> _Data to process_:

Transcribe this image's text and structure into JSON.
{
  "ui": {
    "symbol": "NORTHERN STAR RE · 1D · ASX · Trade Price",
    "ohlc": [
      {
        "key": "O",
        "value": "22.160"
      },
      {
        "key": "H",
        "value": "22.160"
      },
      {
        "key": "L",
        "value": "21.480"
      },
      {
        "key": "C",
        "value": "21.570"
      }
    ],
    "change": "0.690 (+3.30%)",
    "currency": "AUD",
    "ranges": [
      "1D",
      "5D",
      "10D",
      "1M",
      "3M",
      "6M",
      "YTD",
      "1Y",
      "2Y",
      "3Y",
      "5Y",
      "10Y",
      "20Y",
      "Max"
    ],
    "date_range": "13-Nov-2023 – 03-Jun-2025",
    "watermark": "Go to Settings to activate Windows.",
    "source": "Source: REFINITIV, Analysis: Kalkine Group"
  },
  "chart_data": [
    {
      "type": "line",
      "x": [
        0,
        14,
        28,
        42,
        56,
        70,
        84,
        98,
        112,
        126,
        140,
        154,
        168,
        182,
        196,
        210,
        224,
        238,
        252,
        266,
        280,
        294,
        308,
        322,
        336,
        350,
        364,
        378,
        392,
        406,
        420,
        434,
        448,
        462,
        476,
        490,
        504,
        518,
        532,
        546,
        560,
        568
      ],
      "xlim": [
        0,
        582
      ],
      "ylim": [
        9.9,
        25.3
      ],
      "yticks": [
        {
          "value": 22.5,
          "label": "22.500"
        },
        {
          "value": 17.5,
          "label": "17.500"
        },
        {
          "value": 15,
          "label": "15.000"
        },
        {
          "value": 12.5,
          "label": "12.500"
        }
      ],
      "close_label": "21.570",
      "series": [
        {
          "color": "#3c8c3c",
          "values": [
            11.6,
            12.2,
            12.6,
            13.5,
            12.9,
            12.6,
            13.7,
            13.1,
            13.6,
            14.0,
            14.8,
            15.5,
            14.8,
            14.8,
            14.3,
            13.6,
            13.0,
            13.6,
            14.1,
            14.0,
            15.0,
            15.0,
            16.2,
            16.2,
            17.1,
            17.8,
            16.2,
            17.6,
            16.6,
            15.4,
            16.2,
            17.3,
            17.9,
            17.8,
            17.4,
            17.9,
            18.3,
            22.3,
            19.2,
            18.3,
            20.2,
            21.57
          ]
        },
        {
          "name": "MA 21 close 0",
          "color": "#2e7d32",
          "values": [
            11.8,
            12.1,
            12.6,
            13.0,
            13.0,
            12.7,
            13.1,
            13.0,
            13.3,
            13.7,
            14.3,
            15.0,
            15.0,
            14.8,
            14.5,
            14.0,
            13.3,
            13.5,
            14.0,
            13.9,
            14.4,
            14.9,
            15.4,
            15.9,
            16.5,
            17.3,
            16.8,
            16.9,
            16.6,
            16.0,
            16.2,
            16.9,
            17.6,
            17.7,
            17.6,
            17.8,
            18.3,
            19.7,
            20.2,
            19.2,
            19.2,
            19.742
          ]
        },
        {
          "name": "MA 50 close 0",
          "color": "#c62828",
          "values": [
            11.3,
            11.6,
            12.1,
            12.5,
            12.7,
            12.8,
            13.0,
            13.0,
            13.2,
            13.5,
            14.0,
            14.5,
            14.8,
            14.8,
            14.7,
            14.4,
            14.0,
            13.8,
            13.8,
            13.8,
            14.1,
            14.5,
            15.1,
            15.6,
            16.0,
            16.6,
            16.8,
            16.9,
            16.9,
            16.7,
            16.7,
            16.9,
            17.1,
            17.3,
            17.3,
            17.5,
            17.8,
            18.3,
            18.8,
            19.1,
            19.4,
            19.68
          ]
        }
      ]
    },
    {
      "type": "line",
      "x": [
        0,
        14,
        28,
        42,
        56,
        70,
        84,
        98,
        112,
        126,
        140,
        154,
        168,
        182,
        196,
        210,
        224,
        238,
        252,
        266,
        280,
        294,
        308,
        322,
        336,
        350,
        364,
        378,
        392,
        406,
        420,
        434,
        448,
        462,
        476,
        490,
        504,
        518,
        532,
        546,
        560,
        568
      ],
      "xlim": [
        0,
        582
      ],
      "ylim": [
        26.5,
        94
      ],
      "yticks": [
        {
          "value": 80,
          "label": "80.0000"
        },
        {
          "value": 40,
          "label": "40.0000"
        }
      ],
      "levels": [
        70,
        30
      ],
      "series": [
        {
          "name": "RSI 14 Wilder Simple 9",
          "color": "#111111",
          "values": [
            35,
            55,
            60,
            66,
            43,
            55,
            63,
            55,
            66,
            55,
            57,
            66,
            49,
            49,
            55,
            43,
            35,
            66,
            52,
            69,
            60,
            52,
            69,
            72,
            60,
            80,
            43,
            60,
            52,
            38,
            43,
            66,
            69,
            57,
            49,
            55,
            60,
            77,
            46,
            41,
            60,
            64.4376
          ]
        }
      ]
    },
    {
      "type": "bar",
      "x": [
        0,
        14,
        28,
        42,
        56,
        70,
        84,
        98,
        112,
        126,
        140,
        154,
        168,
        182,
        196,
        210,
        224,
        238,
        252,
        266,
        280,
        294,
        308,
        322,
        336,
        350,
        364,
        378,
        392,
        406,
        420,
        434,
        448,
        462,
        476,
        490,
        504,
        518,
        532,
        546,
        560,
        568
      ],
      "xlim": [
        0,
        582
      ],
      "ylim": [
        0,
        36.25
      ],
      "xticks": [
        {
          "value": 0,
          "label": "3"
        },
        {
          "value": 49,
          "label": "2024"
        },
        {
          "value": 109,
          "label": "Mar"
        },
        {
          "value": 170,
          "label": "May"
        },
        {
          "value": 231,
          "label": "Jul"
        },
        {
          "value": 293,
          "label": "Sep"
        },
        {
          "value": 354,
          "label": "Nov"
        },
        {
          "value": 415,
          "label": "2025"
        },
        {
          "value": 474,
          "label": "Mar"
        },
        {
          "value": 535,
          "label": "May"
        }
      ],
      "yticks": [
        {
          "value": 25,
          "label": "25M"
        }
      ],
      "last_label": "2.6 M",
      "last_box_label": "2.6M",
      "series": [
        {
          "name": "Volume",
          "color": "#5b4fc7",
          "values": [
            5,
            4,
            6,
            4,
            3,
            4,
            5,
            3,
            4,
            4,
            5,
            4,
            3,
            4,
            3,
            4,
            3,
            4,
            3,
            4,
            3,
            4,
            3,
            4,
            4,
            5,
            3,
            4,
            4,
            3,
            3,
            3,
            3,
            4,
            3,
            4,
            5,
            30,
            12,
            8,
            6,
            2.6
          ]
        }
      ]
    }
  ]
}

> _Exercise goal_: Every entry should be output exactly as written, please.

> _Exercise response_:
Transcribe this image's text and structure into JSON.
{
  "ui": {
    "symbol": "NORTHERN STAR RE · 1D · ASX · Trade Price",
    "ohlc": [
      {
        "key": "O",
        "value": "22.160"
      },
      {
        "key": "H",
        "value": "22.160"
      },
      {
        "key": "L",
        "value": "21.480"
      },
      {
        "key": "C",
        "value": "21.570"
      }
    ],
    "change": "0.690 (+3.30%)",
    "currency": "AUD",
    "ranges": [
      "1D",
      "5D",
      "10D",
      "1M",
      "3M",
      "6M",
      "YTD",
      "1Y",
      "2Y",
      "3Y",
      "5Y",
      "10Y",
      "20Y",
      "Max"
    ],
    "date_range": "13-Nov-2023 – 03-Jun-2025",
    "watermark": "Go to Settings to activate Windows.",
    "source": "Source: REFINITIV, Analysis: Kalkine Group"
  },
  "chart_data": [
    {
      "type": "line",
      "x": [
        0,
        14,
        28,
        42,
        56,
        70,
        84,
        98,
        112,
        126,
        140,
        154,
        168,
        182,
        196,
        210,
        224,
        238,
        252,
        266,
        280,
        294,
        308,
        322,
        336,
        350,
        364,
        378,
        392,
        406,
        420,
        434,
        448,
        462,
        476,
        490,
        504,
        518,
        532,
        546,
        560,
        568
      ],
      "xlim": [
        0,
        582
      ],
      "ylim": [
        9.9,
        25.3
      ],
      "yticks": [
        {
          "value": 22.5,
          "label": "22.500"
        },
        {
          "value": 17.5,
          "label": "17.500"
        },
        {
          "value": 15,
          "label": "15.000"
        },
        {
          "value": 12.5,
          "label": "12.500"
        }
      ],
      "close_label": "21.570",
      "series": [
        {
          "color": "#3c8c3c",
          "values": [
            11.6,
            12.2,
            12.6,
            13.5,
            12.9,
            12.6,
            13.7,
            13.1,
            13.6,
            14.0,
            14.8,
            15.5,
            14.8,
            14.8,
            14.3,
            13.6,
            13.0,
            13.6,
            14.1,
            14.0,
            15.0,
            15.0,
            16.2,
            16.2,
            17.1,
            17.8,
            16.2,
            17.6,
            16.6,
            15.4,
            16.2,
            17.3,
            17.9,
            17.8,
            17.4,
            17.9,
            18.3,
            22.3,
            19.2,
            18.3,
            20.2,
            21.57
          ]
        },
        {
          "name": "MA 21 close 0",
          "color": "#2e7d32",
          "values": [
            11.8,
            12.1,
            12.6,
            13.0,
            13.0,
            12.7,
            13.1,
            13.0,
            13.3,
            13.7,
            14.3,
            15.0,
            15.0,
            14.8,
            14.5,
            14.0,
            13.3,
            13.5,
            14.0,
            13.9,
            14.4,
            14.9,
            15.4,
            15.9,
            16.5,
            17.3,
            16.8,
            16.9,
            16.6,
            16.0,
            16.2,
            16.9,
            17.6,
            17.7,
            17.6,
            17.8,
            18.3,
            19.7,
            20.2,
            19.2,
            19.2,
            19.742
          ]
        },
        {
          "name": "MA 50 close 0",
          "color": "#c62828",
          "values": [
            11.3,
            11.6,
            12.1,
            12.5,
            12.7,
            12.8,
            13.0,
            13.0,
            13.2,
            13.5,
            14.0,
            14.5,
            14.8,
            14.8,
            14.7,
            14.4,
            14.0,
            13.8,
            13.8,
            13.8,
            14.1,
            14.5,
            15.1,
            15.6,
            16.0,
            16.6,
            16.8,
            16.9,
            16.9,
            16.7,
            16.7,
            16.9,
            17.1,
            17.3,
            17.3,
            17.5,
            17.8,
            18.3,
            18.8,
            19.1,
            19.4,
            19.68
          ]
        }
      ]
    },
    {
      "type": "line",
      "x": [
        0,
        14,
        28,
        42,
        56,
        70,
        84,
        98,
        112,
        126,
        140,
        154,
        168,
        182,
        196,
        210,
        224,
        238,
        252,
        266,
        280,
        294,
        308,
        322,
        336,
        350,
        364,
        378,
        392,
        406,
        420,
        434,
        448,
        462,
        476,
        490,
        504,
        518,
        532,
        546,
        560,
        568
      ],
      "xlim": [
        0,
        582
      ],
      "ylim": [
        26.5,
        94
      ],
      "yticks": [
        {
          "value": 80,
          "label": "80.0000"
        },
        {
          "value": 40,
          "label": "40.0000"
        }
      ],
      "levels": [
        70,
        30
      ],
      "series": [
        {
          "name": "RSI 14 Wilder Simple 9",
          "color": "#111111",
          "values": [
            35,
            55,
            60,
            66,
            43,
            55,
            63,
            55,
            66,
            55,
            57,
            66,
            49,
            49,
            55,
            43,
            35,
            66,
            52,
            69,
            60,
            52,
            69,
            72,
            60,
            80,
            43,
            60,
            52,
            38,
            43,
            66,
            69,
            57,
            49,
            55,
            60,
            77,
            46,
            41,
            60,
            64.4376
          ]
        }
      ]
    },
    {
      "type": "bar",
      "x": [
        0,
        14,
        28,
        42,
        56,
        70,
        84,
        98,
        112,
        126,
        140,
        154,
        168,
        182,
        196,
        210,
        224,
        238,
        252,
        266,
        280,
        294,
        308,
        322,
        336,
        350,
        364,
        378,
        392,
        406,
        420,
        434,
        448,
        462,
        476,
        490,
        504,
        518,
        532,
        546,
        560,
        568
      ],
      "xlim": [
        0,
        582
      ],
      "ylim": [
        0,
        36.25
      ],
      "xticks": [
        {
          "value": 0,
          "label": "3"
        },
        {
          "value": 49,
          "label": "2024"
        },
        {
          "value": 109,
          "label": "Mar"
        },
        {
          "value": 170,
          "label": "May"
        },
        {
          "value": 231,
          "label": "Jul"
        },
        {
          "value": 293,
          "label": "Sep"
        },
        {
          "value": 354,
          "label": "Nov"
        },
        {
          "value": 415,
          "label": "2025"
        },
        {
          "value": 474,
          "label": "Mar"
        },
        {
          "value": 535,
          "label": "May"
        }
      ],
      "yticks": [
        {
          "value": 25,
          "label": "25M"
        }
      ],
      "last_label": "2.6 M",
      "last_box_label": "2.6M",
      "series": [
        {
          "name": "Volume",
          "color": "#5b4fc7",
          "values": [
            5,
            4,
            6,
            4,
            3,
            4,
            5,
            3,
            4,
            4,
            5,
            4,
            3,
            4,
            3,
            4,
            3,
            4,
            3,
            4,
            3,
            4,
            3,
            4,
            4,
            5,
            3,
            4,
            4,
            3,
            3,
            3,
            3,
            4,
            3,
            4,
            5,
            30,
            12,
            8,
            6,
            2.6
          ]
        }
      ]
    }
  ]
}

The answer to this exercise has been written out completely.